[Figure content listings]

════

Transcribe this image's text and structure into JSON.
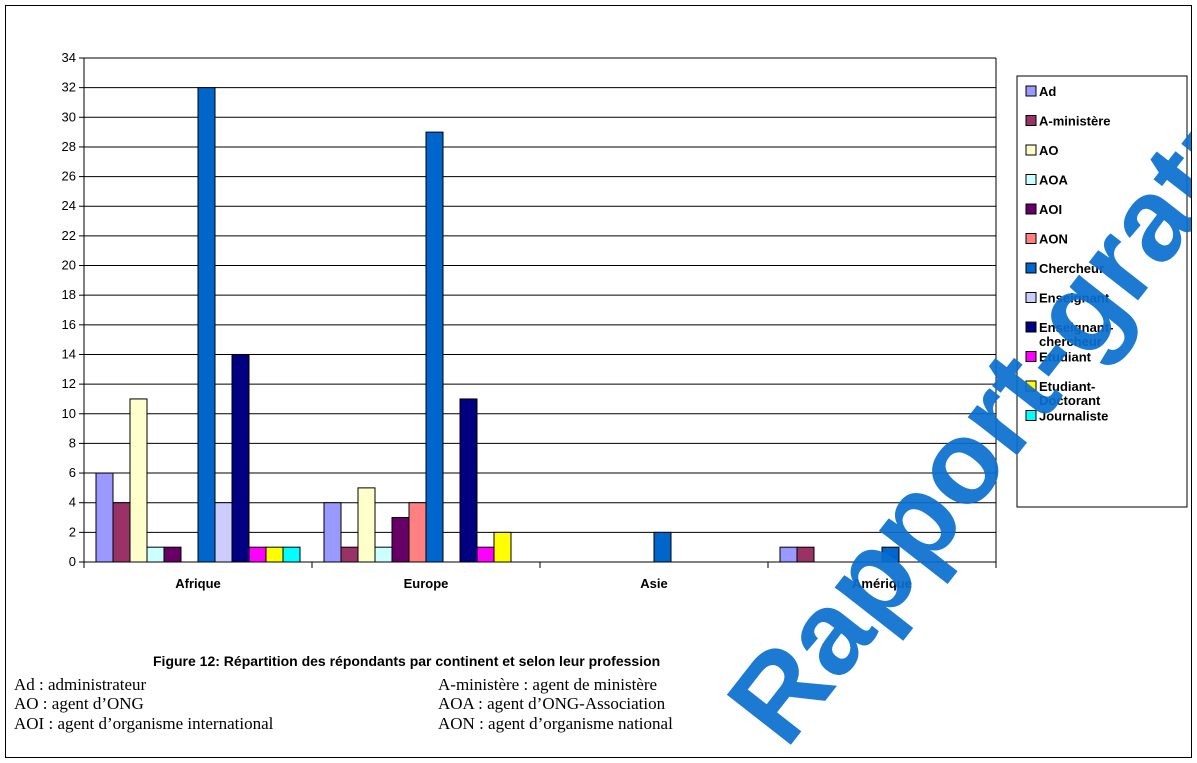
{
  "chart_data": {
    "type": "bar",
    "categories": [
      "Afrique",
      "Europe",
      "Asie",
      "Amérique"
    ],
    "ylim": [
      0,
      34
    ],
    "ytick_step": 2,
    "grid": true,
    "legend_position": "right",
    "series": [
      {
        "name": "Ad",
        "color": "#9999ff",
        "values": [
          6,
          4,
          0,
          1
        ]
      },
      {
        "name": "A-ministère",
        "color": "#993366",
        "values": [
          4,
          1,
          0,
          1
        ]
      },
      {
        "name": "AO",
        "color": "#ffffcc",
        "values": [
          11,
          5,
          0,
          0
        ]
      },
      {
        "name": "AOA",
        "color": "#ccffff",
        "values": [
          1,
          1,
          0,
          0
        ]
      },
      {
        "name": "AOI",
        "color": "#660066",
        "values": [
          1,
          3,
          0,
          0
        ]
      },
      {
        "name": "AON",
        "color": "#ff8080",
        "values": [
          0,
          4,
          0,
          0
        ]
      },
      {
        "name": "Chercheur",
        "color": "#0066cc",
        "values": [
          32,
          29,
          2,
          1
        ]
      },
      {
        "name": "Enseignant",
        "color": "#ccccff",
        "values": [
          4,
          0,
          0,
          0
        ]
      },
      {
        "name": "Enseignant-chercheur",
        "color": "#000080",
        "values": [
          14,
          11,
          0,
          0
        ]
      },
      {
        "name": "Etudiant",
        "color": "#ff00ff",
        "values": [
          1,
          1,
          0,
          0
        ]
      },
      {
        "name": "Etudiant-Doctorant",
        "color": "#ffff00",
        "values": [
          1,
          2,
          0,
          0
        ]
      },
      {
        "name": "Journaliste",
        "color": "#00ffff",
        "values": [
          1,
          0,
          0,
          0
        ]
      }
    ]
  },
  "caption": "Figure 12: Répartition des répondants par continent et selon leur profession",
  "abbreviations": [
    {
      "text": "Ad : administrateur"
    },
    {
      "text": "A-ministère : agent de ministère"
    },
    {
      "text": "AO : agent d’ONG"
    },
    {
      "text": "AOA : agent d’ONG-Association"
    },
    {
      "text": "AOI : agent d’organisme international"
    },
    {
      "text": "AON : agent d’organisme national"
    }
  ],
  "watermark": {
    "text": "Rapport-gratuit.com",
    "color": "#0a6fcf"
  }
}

════

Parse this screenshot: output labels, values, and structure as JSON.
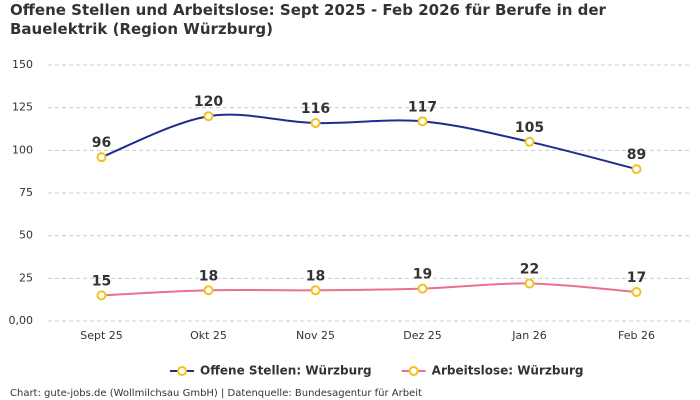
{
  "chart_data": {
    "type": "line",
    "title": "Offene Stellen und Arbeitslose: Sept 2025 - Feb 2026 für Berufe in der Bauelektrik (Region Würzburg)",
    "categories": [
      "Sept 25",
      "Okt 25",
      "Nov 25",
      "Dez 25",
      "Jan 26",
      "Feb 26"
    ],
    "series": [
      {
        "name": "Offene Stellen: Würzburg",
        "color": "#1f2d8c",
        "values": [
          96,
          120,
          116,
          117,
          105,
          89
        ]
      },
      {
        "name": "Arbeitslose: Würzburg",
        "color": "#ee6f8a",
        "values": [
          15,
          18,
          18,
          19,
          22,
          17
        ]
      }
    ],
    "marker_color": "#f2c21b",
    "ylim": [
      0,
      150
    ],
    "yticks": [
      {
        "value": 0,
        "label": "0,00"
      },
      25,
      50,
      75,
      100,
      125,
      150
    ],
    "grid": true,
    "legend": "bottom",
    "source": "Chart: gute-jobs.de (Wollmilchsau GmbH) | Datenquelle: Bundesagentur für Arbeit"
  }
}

════

[Exercise requirements] Scan the listing above and copy all lines containing the word "Arbeitslose".

[Result of the exercise]
    "title": "Offene Stellen und Arbeitslose: Sept 2025 - Feb 2026 für Berufe in der Bauelektrik (Region Würzburg)",
        "name": "Arbeitslose: Würzburg",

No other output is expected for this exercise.